TASK PROMPT: Omit all images. Write out the rest of the material exactly.

## begin GIVEN DATA

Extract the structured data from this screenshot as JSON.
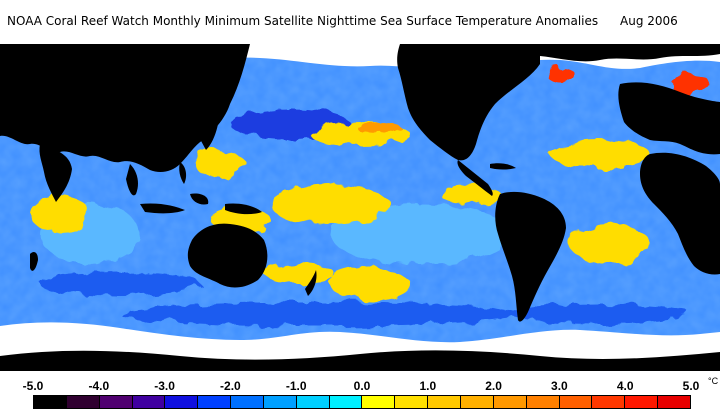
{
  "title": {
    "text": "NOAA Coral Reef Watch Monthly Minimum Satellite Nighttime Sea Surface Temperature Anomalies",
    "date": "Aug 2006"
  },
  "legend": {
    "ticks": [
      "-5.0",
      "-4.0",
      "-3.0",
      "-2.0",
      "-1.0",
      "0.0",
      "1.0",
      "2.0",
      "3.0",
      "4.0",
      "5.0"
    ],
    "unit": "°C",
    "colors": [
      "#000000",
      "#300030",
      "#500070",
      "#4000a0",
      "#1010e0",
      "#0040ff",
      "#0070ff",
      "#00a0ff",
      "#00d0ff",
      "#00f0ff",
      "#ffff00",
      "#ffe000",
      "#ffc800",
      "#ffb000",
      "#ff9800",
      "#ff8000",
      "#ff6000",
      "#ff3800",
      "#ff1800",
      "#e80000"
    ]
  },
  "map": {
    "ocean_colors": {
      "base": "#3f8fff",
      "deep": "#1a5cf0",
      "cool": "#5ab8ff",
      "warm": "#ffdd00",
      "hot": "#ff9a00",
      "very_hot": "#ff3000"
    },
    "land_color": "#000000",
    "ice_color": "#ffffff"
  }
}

## end GIVEN DATA

RESULT:
Extract the structured data from this screenshot as JSON.
{
  "title": {
    "text": "NOAA Coral Reef Watch Monthly Minimum Satellite Nighttime Sea Surface Temperature Anomalies",
    "date": "Aug 2006"
  },
  "legend": {
    "ticks": [
      "-5.0",
      "-4.0",
      "-3.0",
      "-2.0",
      "-1.0",
      "0.0",
      "1.0",
      "2.0",
      "3.0",
      "4.0",
      "5.0"
    ],
    "unit": "°C",
    "colors": [
      "#000000",
      "#300030",
      "#500070",
      "#4000a0",
      "#1010e0",
      "#0040ff",
      "#0070ff",
      "#00a0ff",
      "#00d0ff",
      "#00f0ff",
      "#ffff00",
      "#ffe000",
      "#ffc800",
      "#ffb000",
      "#ff9800",
      "#ff8000",
      "#ff6000",
      "#ff3800",
      "#ff1800",
      "#e80000"
    ]
  },
  "map": {
    "ocean_colors": {
      "base": "#3f8fff",
      "deep": "#1a5cf0",
      "cool": "#5ab8ff",
      "warm": "#ffdd00",
      "hot": "#ff9a00",
      "very_hot": "#ff3000"
    },
    "land_color": "#000000",
    "ice_color": "#ffffff"
  }
}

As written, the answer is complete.